***** DATA FOR PROCESSING

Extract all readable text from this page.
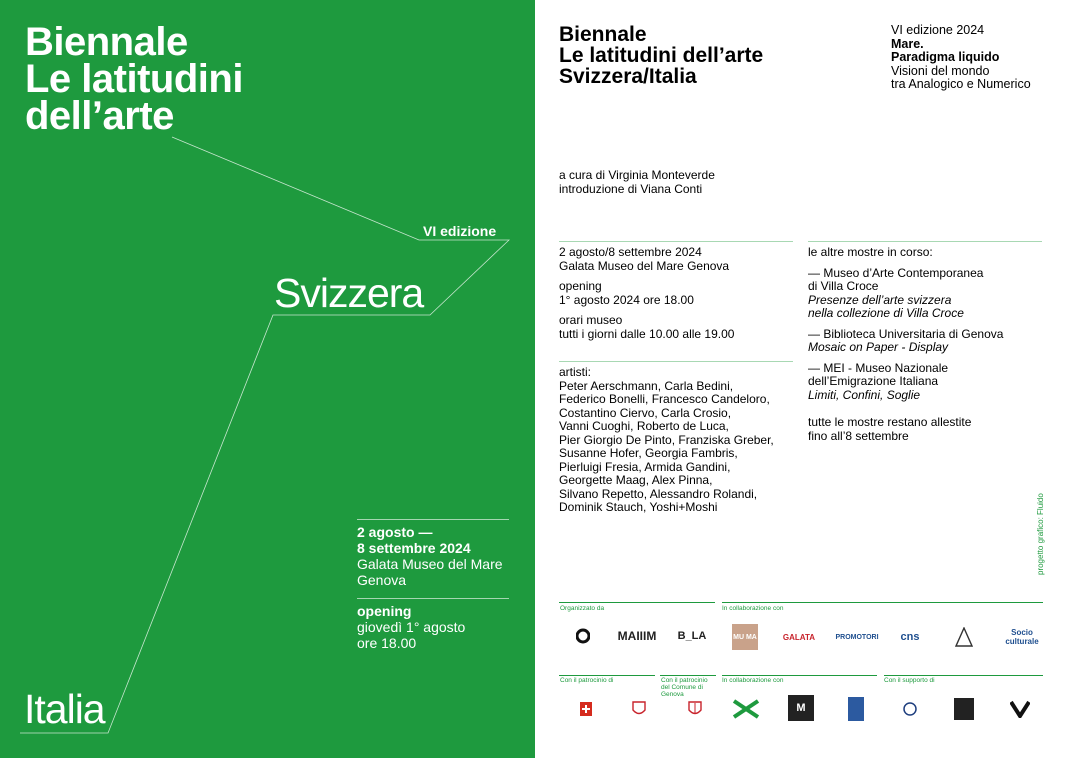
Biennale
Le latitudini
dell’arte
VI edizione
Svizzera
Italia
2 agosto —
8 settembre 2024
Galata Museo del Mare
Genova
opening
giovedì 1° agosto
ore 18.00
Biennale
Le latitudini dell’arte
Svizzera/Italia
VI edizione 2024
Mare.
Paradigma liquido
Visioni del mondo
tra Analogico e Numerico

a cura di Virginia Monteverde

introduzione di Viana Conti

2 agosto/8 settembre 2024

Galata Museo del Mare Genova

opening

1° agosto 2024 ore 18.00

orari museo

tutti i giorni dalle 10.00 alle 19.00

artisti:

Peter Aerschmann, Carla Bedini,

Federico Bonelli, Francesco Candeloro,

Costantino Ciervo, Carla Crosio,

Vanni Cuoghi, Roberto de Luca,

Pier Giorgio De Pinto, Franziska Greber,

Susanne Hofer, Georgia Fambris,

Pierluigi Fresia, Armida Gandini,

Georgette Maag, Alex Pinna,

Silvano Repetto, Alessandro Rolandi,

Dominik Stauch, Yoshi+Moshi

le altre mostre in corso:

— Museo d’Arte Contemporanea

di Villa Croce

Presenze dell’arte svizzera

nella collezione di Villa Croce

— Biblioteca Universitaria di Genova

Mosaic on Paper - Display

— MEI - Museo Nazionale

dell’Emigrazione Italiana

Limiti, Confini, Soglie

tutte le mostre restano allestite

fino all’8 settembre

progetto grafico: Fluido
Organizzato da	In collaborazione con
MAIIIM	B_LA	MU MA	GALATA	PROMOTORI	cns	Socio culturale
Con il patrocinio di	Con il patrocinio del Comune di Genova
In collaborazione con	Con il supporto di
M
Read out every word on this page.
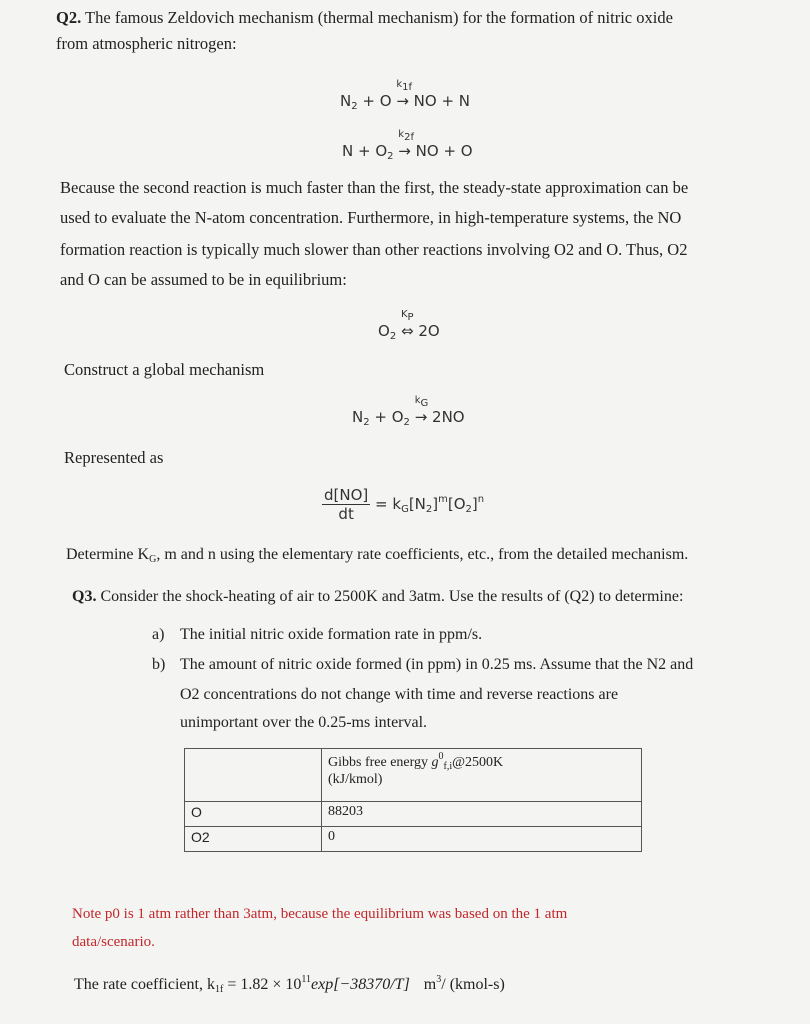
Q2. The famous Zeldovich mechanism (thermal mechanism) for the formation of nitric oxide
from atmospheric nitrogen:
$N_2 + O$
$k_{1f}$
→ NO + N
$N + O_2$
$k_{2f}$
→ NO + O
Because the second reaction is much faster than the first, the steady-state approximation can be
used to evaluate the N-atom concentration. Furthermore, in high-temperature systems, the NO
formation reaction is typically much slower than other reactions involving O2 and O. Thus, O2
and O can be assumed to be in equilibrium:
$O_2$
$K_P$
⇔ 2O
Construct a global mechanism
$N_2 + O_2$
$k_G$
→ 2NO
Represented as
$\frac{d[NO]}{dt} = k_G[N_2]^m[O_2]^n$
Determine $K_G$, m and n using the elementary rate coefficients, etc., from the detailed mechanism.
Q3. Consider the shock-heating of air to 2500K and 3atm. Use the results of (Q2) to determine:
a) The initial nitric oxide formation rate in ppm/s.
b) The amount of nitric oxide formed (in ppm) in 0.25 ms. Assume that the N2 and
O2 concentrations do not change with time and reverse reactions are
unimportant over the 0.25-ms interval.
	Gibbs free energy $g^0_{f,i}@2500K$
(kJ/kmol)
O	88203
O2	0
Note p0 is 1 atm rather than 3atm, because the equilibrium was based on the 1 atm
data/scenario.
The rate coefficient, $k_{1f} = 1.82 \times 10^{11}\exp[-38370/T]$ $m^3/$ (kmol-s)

**********

Determine how many lines in the listing above hold the string "latitudini", then write only the number.

__FULL ANSWER__
2